Would you pull out every line of the material that contains the string "NONE"?

● **INFORMATION SHOWN**:
--*--
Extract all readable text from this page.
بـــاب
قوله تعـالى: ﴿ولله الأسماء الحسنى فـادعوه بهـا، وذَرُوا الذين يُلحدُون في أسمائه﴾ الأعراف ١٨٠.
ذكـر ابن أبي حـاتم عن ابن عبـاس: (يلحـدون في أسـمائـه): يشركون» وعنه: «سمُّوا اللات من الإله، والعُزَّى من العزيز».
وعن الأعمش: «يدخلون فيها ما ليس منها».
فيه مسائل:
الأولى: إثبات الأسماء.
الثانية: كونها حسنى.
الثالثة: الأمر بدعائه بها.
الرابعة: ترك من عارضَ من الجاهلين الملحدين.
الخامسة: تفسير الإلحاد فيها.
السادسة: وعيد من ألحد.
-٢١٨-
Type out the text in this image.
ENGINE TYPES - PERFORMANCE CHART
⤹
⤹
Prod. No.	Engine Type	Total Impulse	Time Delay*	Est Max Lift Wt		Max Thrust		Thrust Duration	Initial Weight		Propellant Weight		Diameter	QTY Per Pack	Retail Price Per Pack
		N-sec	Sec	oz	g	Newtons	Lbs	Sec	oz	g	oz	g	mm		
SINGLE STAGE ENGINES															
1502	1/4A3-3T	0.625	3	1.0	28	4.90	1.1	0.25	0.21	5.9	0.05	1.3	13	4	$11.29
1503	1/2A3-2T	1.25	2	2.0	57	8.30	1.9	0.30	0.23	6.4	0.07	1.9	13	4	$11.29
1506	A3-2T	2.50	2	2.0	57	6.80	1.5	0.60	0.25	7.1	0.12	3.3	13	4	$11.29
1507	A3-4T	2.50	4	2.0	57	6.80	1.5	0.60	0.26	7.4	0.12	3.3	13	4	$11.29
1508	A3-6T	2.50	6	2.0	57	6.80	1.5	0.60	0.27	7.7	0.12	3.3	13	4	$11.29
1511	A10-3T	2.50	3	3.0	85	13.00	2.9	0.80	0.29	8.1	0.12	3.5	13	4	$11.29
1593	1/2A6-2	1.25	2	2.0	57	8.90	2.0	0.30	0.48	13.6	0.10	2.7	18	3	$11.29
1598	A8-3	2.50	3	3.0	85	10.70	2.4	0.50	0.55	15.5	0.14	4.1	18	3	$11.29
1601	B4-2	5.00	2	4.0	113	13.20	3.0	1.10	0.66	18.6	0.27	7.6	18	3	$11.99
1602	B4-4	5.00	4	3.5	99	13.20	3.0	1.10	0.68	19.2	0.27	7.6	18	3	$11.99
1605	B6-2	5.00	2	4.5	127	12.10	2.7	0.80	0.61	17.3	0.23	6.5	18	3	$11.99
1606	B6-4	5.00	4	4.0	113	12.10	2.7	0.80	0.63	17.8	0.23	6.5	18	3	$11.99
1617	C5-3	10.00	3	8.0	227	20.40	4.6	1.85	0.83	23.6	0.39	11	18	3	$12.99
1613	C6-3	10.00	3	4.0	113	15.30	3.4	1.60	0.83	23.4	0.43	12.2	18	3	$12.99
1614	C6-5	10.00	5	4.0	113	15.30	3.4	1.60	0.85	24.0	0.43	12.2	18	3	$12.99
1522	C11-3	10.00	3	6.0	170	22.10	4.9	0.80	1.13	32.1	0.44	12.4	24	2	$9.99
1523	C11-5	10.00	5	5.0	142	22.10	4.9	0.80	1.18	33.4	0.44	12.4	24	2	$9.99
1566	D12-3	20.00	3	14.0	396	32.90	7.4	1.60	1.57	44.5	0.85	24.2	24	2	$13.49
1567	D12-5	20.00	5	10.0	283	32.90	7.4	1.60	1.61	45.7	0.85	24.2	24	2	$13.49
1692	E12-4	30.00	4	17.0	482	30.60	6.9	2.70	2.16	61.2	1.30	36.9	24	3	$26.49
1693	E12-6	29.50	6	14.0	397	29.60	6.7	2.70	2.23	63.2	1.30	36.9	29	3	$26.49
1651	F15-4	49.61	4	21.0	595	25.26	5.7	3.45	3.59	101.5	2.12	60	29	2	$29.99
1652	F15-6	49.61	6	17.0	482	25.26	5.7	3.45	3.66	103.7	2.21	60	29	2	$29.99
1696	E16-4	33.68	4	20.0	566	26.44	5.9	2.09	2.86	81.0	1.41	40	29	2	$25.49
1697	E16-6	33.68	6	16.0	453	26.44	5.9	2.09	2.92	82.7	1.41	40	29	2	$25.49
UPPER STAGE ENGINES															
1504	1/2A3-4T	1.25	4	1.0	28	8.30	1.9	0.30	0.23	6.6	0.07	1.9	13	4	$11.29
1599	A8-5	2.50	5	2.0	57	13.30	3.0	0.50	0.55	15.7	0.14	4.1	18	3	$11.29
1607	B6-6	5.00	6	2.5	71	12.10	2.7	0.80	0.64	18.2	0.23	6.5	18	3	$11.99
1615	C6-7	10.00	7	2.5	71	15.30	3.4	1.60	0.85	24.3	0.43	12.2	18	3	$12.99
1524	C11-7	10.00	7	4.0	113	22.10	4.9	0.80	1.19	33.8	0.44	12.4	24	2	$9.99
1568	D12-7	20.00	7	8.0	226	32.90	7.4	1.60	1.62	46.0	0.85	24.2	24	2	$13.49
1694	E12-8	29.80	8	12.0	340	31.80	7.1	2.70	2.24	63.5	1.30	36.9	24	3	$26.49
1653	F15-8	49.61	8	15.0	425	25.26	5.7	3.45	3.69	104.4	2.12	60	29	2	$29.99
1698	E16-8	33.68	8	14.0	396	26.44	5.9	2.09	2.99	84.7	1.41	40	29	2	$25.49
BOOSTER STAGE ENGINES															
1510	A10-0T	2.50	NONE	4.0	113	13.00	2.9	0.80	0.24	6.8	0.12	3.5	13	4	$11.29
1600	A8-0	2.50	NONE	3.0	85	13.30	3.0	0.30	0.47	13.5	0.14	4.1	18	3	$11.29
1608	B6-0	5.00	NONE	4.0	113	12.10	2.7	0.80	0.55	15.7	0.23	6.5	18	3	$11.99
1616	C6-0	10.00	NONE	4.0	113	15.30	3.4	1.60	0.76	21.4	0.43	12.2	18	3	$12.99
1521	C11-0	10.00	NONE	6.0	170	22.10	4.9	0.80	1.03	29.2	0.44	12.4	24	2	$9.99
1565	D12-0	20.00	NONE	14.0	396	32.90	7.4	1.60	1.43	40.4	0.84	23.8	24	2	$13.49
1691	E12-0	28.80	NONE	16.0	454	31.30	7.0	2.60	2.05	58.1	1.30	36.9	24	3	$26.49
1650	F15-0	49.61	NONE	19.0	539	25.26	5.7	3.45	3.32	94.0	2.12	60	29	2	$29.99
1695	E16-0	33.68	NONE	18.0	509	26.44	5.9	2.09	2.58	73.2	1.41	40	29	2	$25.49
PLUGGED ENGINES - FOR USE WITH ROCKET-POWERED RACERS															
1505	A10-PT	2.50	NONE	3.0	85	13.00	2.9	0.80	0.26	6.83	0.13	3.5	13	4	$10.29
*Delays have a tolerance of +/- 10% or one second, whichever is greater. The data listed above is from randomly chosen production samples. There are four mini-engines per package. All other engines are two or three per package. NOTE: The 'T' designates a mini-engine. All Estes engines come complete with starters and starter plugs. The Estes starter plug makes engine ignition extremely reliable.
--*--
● **REPLY**:
1510	A10-0T	2.50	NONE	4.0	113	13.00	2.9	0.80	0.24	6.8	0.12	3.5	13	4	$11.29
1600	A8-0	2.50	NONE	3.0	85	13.30	3.0	0.30	0.47	13.5	0.14	4.1	18	3	$11.29
1608	B6-0	5.00	NONE	4.0	113	12.10	2.7	0.80	0.55	15.7	0.23	6.5	18	3	$11.99
1616	C6-0	10.00	NONE	4.0	113	15.30	3.4	1.60	0.76	21.4	0.43	12.2	18	3	$12.99
1521	C11-0	10.00	NONE	6.0	170	22.10	4.9	0.80	1.03	29.2	0.44	12.4	24	2	$9.99
1565	D12-0	20.00	NONE	14.0	396	32.90	7.4	1.60	1.43	40.4	0.84	23.8	24	2	$13.49
1691	E12-0	28.80	NONE	16.0	454	31.30	7.0	2.60	2.05	58.1	1.30	36.9	24	3	$26.49
1650	F15-0	49.61	NONE	19.0	539	25.26	5.7	3.45	3.32	94.0	2.12	60	29	2	$29.99
1695	E16-0	33.68	NONE	18.0	509	26.44	5.9	2.09	2.58	73.2	1.41	40	29	2	$25.49
1505	A10-PT	2.50	NONE	3.0	85	13.00	2.9	0.80	0.26	6.83	0.13	3.5	13	4	$10.29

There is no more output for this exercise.